Vorliegender Auszug -
# # #
Es ist Montag. Eine freischwingend gelagerte Masse habe einen Friedenspreis gewonnen, las ich anderswo. Für dieses feine Sezieren von Wortunsinn verlinke ich auch mal in fremde Kommentarecken. In meinem Stadtbild habe ich übrigens selbiges außerordentlich störende Reklametafeln gesehen. Hilfe, Herr Bundeskanzler!
Womit ich auch schon mittendrin wäre in den Nachrichten. Der Deutschlandfunk (Archivversion) informiert, in Brandenburg sei die AfD zweimal nicht Bürgermeisterpartei geworden. Für die Aussage, welche Partei stattdessen jeweils gewonnen hat, muss man mehr lesen als die Überschrift. Ist ja auch nicht so wichtig. Das journalistische Textformat „Was heute nicht passiert ist“ war mir aber immerhin neu und damit irgendwie interessant, aber könnte man es bitte wieder einstellen? Vielen Dank.
In den Vereinigten Staaten, ausweislich sozialer Medien neuerdings auch auf Deutsche (na gut, zumindest Berliner) abfärbend, wird unter dem Motto „Keine Könige“ — „No Kings“ — für mehr Demokratie gegen herrschende Oligarchen demonstriert. Keineswegs damit verbunden ist jedoch die überfällige Diskussion über die etwaige Notwendigkeit oder wenigstens Vorteile der direkten Demokratie (monarchistische Grundstruktur optional), deren fan ich zusehends energischer werde, je länger ich mir angucken muss, was sonst so passiert. Auf keinen Fall aber möchte ich hierfür die Regierung stürzen. Ich halte momentan mehr von sanfter Überzeugung als von radikaler Umwälzung. Eine solche spülte immer nur so unhöfliche Gestalten nach vorn. — Zum gleichen Thema: Gunnar Hinck, beruflich laut Autorenhinweistäfelchen Meinunghaber bei der „taz“, blödelt für ebenjene, Monarchien „abzuschaffen“ (eine wenigstens sprechende Wortwahl) habe nur Nachteile für „alle Seiten“: die „Bevölkerungen“ etwa „könnten ihre Spitze endlich wählen und abwählen“. Ganz schön EU-kommissions- und bundespräsidentenkritisch. Die da oben halten vielleicht Akten geheim und vielleicht auch nicht, mutmaßt die staatsfeindlicher Umtriebe bisher weitgehend unverdächtige Website „Abgeordnetenwatch“. An Informationen gerät man dennoch, man frage einfach einen Satelliten. Die globalisierte Digitalisierung läuft genau so hervorragend wie erwartet.
# # #
Eingabedaten -
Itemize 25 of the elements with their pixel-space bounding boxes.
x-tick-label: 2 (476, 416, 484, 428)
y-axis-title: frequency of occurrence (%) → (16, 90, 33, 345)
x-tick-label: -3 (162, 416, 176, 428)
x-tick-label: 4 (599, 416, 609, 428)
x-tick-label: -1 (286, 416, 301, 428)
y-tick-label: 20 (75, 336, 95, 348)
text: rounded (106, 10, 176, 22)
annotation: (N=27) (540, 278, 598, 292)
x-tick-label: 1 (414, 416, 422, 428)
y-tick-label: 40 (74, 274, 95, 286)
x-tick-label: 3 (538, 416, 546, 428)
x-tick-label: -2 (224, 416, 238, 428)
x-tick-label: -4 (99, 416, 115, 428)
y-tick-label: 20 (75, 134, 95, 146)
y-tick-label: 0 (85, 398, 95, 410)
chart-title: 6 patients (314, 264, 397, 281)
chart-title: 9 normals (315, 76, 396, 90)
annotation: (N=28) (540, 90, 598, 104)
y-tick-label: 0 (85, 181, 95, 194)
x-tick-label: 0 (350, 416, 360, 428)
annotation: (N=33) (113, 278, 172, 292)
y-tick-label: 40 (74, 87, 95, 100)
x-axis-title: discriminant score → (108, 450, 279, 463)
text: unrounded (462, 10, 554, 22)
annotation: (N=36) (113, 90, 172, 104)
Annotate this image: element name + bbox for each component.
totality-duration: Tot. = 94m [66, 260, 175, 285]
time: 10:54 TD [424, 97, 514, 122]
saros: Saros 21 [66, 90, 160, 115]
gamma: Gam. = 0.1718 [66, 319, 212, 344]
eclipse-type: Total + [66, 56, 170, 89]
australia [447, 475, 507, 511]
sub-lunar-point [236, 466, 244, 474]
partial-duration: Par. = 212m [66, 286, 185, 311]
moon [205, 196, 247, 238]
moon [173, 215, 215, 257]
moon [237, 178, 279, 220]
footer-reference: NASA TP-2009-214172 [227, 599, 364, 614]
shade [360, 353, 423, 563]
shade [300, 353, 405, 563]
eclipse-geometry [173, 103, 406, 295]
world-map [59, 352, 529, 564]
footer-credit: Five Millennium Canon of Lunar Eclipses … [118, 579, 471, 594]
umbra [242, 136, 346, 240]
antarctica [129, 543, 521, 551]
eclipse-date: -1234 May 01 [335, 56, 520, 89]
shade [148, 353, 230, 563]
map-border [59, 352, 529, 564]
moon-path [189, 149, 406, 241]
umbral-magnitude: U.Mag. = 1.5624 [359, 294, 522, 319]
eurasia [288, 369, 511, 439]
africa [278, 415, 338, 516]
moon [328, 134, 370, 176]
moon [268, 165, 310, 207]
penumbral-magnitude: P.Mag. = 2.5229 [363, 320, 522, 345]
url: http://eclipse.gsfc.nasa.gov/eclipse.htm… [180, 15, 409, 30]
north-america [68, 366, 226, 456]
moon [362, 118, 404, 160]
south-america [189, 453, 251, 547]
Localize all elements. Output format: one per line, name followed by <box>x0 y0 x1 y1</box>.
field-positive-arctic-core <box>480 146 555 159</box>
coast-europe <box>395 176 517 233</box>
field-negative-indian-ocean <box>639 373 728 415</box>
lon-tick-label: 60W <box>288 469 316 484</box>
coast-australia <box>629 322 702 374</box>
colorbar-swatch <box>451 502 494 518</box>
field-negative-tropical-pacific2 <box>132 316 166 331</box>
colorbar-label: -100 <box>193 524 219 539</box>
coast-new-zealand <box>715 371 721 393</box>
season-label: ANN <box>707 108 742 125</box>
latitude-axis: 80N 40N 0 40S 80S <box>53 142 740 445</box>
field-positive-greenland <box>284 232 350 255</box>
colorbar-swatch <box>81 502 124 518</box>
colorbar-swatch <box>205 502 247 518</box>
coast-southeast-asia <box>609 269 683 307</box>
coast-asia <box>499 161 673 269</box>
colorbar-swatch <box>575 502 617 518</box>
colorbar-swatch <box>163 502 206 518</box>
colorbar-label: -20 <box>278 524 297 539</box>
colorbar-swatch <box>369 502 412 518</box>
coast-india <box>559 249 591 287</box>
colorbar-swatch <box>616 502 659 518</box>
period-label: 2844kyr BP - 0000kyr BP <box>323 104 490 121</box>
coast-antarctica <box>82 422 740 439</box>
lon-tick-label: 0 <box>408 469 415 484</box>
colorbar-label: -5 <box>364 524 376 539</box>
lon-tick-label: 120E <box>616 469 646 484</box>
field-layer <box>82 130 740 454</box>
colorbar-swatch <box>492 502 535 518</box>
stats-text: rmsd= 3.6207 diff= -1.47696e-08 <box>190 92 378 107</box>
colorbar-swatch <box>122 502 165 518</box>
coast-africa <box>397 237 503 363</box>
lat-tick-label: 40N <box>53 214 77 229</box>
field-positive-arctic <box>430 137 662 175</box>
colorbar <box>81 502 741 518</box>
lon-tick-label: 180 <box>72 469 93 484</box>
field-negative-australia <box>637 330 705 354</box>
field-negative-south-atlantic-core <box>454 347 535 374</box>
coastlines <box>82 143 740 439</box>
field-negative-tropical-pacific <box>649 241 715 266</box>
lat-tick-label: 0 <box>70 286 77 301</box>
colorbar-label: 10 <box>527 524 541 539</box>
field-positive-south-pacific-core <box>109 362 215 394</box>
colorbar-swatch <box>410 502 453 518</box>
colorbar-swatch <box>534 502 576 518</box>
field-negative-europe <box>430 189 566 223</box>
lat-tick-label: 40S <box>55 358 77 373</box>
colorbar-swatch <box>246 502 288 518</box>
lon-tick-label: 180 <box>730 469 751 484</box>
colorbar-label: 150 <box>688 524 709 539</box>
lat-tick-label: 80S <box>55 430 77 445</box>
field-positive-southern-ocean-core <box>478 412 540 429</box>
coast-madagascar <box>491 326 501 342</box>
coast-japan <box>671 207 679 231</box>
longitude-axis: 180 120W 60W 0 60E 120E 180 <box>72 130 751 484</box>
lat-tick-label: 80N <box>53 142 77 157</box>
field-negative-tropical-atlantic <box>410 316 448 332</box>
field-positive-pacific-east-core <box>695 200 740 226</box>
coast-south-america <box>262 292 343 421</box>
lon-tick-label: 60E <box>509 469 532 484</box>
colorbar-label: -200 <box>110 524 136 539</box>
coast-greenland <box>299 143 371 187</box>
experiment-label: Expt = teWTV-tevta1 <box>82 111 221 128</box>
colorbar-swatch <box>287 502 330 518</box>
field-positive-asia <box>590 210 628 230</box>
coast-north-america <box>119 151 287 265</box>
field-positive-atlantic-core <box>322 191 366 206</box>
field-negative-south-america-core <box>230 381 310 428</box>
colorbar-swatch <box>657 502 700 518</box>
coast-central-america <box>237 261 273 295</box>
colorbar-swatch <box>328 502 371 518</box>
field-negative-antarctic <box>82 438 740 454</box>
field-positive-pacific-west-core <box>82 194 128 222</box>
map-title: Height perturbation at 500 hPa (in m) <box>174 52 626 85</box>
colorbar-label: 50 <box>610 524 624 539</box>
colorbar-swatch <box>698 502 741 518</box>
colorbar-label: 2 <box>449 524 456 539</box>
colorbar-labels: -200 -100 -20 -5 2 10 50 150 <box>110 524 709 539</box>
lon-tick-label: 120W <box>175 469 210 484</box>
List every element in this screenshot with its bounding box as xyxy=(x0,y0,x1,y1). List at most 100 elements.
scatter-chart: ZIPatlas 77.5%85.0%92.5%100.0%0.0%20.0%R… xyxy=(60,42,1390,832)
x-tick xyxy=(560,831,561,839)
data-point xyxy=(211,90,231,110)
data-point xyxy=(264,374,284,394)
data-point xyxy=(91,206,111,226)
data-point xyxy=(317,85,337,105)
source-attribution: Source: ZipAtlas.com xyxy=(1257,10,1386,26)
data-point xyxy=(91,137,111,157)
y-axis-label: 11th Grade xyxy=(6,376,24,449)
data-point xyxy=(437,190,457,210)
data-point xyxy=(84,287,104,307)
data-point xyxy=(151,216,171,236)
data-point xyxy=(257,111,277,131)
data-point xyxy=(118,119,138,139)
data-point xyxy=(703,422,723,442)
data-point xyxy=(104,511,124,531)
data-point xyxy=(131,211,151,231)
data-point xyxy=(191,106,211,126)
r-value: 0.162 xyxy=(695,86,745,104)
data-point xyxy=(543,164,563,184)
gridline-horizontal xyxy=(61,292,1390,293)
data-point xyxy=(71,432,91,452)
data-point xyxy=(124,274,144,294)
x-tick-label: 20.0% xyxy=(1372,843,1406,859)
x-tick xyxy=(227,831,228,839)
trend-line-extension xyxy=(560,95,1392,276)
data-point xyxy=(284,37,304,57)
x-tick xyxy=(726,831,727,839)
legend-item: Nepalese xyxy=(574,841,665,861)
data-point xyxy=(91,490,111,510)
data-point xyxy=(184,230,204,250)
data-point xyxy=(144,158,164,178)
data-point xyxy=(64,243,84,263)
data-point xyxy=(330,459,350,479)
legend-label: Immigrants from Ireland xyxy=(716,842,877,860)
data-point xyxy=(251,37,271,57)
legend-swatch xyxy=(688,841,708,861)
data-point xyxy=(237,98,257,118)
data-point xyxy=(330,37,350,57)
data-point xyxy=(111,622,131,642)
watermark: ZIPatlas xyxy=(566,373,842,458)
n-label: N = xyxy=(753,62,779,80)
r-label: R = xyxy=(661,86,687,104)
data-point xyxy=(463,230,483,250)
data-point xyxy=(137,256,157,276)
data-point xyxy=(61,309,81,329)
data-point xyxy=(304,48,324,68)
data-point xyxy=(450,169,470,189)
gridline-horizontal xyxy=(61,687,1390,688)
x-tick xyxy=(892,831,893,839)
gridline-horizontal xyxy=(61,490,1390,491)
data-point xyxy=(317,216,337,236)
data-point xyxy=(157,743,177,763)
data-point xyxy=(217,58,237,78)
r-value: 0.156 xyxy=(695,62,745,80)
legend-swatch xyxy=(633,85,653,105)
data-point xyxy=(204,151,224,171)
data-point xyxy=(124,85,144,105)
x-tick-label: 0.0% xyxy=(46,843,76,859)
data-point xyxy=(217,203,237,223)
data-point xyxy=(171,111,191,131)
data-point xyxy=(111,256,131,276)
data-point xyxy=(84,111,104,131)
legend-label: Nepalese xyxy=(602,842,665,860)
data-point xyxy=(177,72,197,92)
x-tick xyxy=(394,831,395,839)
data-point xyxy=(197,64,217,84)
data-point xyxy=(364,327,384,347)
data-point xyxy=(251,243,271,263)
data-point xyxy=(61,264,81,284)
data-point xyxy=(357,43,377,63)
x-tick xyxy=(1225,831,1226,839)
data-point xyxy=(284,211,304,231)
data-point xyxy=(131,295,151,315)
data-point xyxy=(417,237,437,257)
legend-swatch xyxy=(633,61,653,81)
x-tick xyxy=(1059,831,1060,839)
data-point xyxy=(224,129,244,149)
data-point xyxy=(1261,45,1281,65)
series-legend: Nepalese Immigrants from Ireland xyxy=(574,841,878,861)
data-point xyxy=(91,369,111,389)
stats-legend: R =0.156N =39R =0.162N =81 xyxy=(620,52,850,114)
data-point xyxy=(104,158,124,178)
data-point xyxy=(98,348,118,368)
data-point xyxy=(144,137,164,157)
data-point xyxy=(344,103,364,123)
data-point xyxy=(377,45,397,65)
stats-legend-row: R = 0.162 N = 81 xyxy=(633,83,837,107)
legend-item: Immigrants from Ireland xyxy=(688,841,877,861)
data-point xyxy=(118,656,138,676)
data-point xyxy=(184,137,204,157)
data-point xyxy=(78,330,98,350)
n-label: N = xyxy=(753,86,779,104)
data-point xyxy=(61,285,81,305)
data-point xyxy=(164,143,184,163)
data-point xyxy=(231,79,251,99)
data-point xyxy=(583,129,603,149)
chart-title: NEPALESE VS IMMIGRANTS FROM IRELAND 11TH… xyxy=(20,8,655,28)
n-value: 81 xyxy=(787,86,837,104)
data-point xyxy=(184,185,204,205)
# # #
Zu lösende Aufgaben -
(a) Beantworte anhand des Auszugs die folgenden drei Fragen.
(i) In welchem Bundesland ist die AfD laut Deutschlandfunk zweimal nicht Bürgermeisterpartei geworden?
(ii) Unter welchem Motto wird in den Vereinigten Staaten demonstriert?
(iii) Bei welcher Zeitung ist Gunnar Hinck laut Autorenhinweistäfelchen beruflich Meinunghaber?
(b) Schreibe die Stelle des Auszugs von „Es ist Montag.“ bis einschließlich „einstellen? Vielen Dank.“ wortgetreu ab.

Erwartete Antworten -
(a)
(i) In Brandenburg.
(ii) Unter dem Motto „Keine Könige“ („No Kings“).
(iii) Bei der „taz“.

(b)
Es ist Montag. Eine freischwingend gelagerte Masse habe einen Friedenspreis gewonnen, las ich anderswo. Für dieses feine Sezieren von Wortunsinn verlinke ich auch mal in fremde Kommentarecken. In meinem Stadtbild habe ich übrigens selbiges außerordentlich störende Reklametafeln gesehen. Hilfe, Herr Bundeskanzler!
Womit ich auch schon mittendrin wäre in den Nachrichten. Der Deutschlandfunk (Archivversion) informiert, in Brandenburg sei die AfD zweimal nicht Bürgermeisterpartei geworden. Für die Aussage, welche Partei stattdessen jeweils gewonnen hat, muss man mehr lesen als die Überschrift. Ist ja auch nicht so wichtig. Das journalistische Textformat „Was heute nicht passiert ist“ war mir aber immerhin neu und damit irgendwie interessant, aber könnte man es bitte wieder einstellen? Vielen Dank.